──────── Dataset records

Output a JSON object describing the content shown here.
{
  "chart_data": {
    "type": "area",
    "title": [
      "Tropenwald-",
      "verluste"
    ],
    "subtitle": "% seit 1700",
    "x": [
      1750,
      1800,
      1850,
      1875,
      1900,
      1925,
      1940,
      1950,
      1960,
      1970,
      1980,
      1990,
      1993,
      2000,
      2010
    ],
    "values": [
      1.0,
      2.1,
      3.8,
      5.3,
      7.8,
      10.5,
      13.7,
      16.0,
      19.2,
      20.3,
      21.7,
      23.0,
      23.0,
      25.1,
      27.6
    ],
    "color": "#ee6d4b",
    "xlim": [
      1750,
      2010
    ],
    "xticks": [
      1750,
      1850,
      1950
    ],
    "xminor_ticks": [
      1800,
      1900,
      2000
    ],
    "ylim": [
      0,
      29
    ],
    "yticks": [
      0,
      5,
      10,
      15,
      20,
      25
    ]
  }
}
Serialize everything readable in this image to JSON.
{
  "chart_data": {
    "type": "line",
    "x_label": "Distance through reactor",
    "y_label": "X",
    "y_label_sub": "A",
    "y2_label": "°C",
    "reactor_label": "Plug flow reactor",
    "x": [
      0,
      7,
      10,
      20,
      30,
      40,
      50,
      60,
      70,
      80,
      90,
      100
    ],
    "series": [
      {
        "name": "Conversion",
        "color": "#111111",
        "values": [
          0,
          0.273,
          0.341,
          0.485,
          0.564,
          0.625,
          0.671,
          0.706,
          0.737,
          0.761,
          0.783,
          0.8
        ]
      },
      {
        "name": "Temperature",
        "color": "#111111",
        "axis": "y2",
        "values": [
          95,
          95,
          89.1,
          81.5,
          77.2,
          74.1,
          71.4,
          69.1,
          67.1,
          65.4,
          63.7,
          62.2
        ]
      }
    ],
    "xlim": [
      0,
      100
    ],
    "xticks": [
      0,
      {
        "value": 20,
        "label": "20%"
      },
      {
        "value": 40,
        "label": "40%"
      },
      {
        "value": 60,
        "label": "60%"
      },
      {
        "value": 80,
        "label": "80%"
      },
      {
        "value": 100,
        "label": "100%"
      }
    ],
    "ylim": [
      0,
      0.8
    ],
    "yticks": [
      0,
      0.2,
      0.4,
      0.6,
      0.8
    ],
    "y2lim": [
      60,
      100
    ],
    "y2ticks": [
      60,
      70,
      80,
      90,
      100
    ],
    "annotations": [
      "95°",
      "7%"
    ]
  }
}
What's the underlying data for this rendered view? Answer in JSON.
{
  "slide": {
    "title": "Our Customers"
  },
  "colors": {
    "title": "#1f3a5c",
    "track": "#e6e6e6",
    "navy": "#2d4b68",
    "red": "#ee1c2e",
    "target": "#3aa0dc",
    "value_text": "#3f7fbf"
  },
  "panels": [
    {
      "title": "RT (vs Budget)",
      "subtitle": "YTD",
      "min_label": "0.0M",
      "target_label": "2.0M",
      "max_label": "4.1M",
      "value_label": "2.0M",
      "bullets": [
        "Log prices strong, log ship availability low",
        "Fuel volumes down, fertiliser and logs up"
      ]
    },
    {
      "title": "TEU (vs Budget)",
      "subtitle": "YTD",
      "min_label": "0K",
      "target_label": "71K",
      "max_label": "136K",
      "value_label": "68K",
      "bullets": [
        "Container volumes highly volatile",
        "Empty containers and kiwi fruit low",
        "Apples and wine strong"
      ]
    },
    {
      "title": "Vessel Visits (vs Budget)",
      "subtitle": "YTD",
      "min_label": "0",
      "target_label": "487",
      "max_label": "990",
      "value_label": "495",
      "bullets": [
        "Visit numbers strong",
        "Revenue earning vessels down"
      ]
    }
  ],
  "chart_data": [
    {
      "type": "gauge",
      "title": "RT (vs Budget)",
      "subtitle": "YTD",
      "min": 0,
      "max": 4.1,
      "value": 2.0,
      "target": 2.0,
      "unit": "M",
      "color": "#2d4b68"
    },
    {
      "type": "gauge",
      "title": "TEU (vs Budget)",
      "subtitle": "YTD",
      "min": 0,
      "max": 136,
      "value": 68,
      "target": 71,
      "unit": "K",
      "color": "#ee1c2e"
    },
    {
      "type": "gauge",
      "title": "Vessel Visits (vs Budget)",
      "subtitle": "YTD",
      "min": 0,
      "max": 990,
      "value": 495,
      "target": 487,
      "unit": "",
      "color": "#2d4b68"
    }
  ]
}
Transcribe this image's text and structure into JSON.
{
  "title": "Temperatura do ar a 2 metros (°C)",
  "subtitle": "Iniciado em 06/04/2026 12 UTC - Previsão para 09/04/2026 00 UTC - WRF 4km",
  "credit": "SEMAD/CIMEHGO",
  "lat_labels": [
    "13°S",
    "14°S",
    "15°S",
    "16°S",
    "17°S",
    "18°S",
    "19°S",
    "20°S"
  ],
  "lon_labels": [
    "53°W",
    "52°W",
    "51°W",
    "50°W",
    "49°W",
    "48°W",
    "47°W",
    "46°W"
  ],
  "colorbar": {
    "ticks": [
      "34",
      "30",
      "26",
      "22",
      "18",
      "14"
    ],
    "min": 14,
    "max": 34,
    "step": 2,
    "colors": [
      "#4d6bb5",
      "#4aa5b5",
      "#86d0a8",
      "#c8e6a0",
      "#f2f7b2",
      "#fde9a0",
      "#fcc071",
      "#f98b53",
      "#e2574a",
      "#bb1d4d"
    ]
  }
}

────────────────

**What to work on:** Quote the whole listing above, leaving nothing out.

**Solution for this exercise:**
Output a JSON object describing the content shown here.
{
  "chart_data": {
    "type": "area",
    "title": [
      "Tropenwald-",
      "verluste"
    ],
    "subtitle": "% seit 1700",
    "x": [
      1750,
      1800,
      1850,
      1875,
      1900,
      1925,
      1940,
      1950,
      1960,
      1970,
      1980,
      1990,
      1993,
      2000,
      2010
    ],
    "values": [
      1.0,
      2.1,
      3.8,
      5.3,
      7.8,
      10.5,
      13.7,
      16.0,
      19.2,
      20.3,
      21.7,
      23.0,
      23.0,
      25.1,
      27.6
    ],
    "color": "#ee6d4b",
    "xlim": [
      1750,
      2010
    ],
    "xticks": [
      1750,
      1850,
      1950
    ],
    "xminor_ticks": [
      1800,
      1900,
      2000
    ],
    "ylim": [
      0,
      29
    ],
    "yticks": [
      0,
      5,
      10,
      15,
      20,
      25
    ]
  }
}
Serialize everything readable in this image to JSON.
{
  "chart_data": {
    "type": "line",
    "x_label": "Distance through reactor",
    "y_label": "X",
    "y_label_sub": "A",
    "y2_label": "°C",
    "reactor_label": "Plug flow reactor",
    "x": [
      0,
      7,
      10,
      20,
      30,
      40,
      50,
      60,
      70,
      80,
      90,
      100
    ],
    "series": [
      {
        "name": "Conversion",
        "color": "#111111",
        "values": [
          0,
          0.273,
          0.341,
          0.485,
          0.564,
          0.625,
          0.671,
          0.706,
          0.737,
          0.761,
          0.783,
          0.8
        ]
      },
      {
        "name": "Temperature",
        "color": "#111111",
        "axis": "y2",
        "values": [
          95,
          95,
          89.1,
          81.5,
          77.2,
          74.1,
          71.4,
          69.1,
          67.1,
          65.4,
          63.7,
          62.2
        ]
      }
    ],
    "xlim": [
      0,
      100
    ],
    "xticks": [
      0,
      {
        "value": 20,
        "label": "20%"
      },
      {
        "value": 40,
        "label": "40%"
      },
      {
        "value": 60,
        "label": "60%"
      },
      {
        "value": 80,
        "label": "80%"
      },
      {
        "value": 100,
        "label": "100%"
      }
    ],
    "ylim": [
      0,
      0.8
    ],
    "yticks": [
      0,
      0.2,
      0.4,
      0.6,
      0.8
    ],
    "y2lim": [
      60,
      100
    ],
    "y2ticks": [
      60,
      70,
      80,
      90,
      100
    ],
    "annotations": [
      "95°",
      "7%"
    ]
  }
}
What's the underlying data for this rendered view? Answer in JSON.
{
  "slide": {
    "title": "Our Customers"
  },
  "colors": {
    "title": "#1f3a5c",
    "track": "#e6e6e6",
    "navy": "#2d4b68",
    "red": "#ee1c2e",
    "target": "#3aa0dc",
    "value_text": "#3f7fbf"
  },
  "panels": [
    {
      "title": "RT (vs Budget)",
      "subtitle": "YTD",
      "min_label": "0.0M",
      "target_label": "2.0M",
      "max_label": "4.1M",
      "value_label": "2.0M",
      "bullets": [
        "Log prices strong, log ship availability low",
        "Fuel volumes down, fertiliser and logs up"
      ]
    },
    {
      "title": "TEU (vs Budget)",
      "subtitle": "YTD",
      "min_label": "0K",
      "target_label": "71K",
      "max_label": "136K",
      "value_label": "68K",
      "bullets": [
        "Container volumes highly volatile",
        "Empty containers and kiwi fruit low",
        "Apples and wine strong"
      ]
    },
    {
      "title": "Vessel Visits (vs Budget)",
      "subtitle": "YTD",
      "min_label": "0",
      "target_label": "487",
      "max_label": "990",
      "value_label": "495",
      "bullets": [
        "Visit numbers strong",
        "Revenue earning vessels down"
      ]
    }
  ],
  "chart_data": [
    {
      "type": "gauge",
      "title": "RT (vs Budget)",
      "subtitle": "YTD",
      "min": 0,
      "max": 4.1,
      "value": 2.0,
      "target": 2.0,
      "unit": "M",
      "color": "#2d4b68"
    },
    {
      "type": "gauge",
      "title": "TEU (vs Budget)",
      "subtitle": "YTD",
      "min": 0,
      "max": 136,
      "value": 68,
      "target": 71,
      "unit": "K",
      "color": "#ee1c2e"
    },
    {
      "type": "gauge",
      "title": "Vessel Visits (vs Budget)",
      "subtitle": "YTD",
      "min": 0,
      "max": 990,
      "value": 495,
      "target": 487,
      "unit": "",
      "color": "#2d4b68"
    }
  ]
}
Transcribe this image's text and structure into JSON.
{
  "title": "Temperatura do ar a 2 metros (°C)",
  "subtitle": "Iniciado em 06/04/2026 12 UTC - Previsão para 09/04/2026 00 UTC - WRF 4km",
  "credit": "SEMAD/CIMEHGO",
  "lat_labels": [
    "13°S",
    "14°S",
    "15°S",
    "16°S",
    "17°S",
    "18°S",
    "19°S",
    "20°S"
  ],
  "lon_labels": [
    "53°W",
    "52°W",
    "51°W",
    "50°W",
    "49°W",
    "48°W",
    "47°W",
    "46°W"
  ],
  "colorbar": {
    "ticks": [
      "34",
      "30",
      "26",
      "22",
      "18",
      "14"
    ],
    "min": 14,
    "max": 34,
    "step": 2,
    "colors": [
      "#4d6bb5",
      "#4aa5b5",
      "#86d0a8",
      "#c8e6a0",
      "#f2f7b2",
      "#fde9a0",
      "#fcc071",
      "#f98b53",
      "#e2574a",
      "#bb1d4d"
    ]
  }
}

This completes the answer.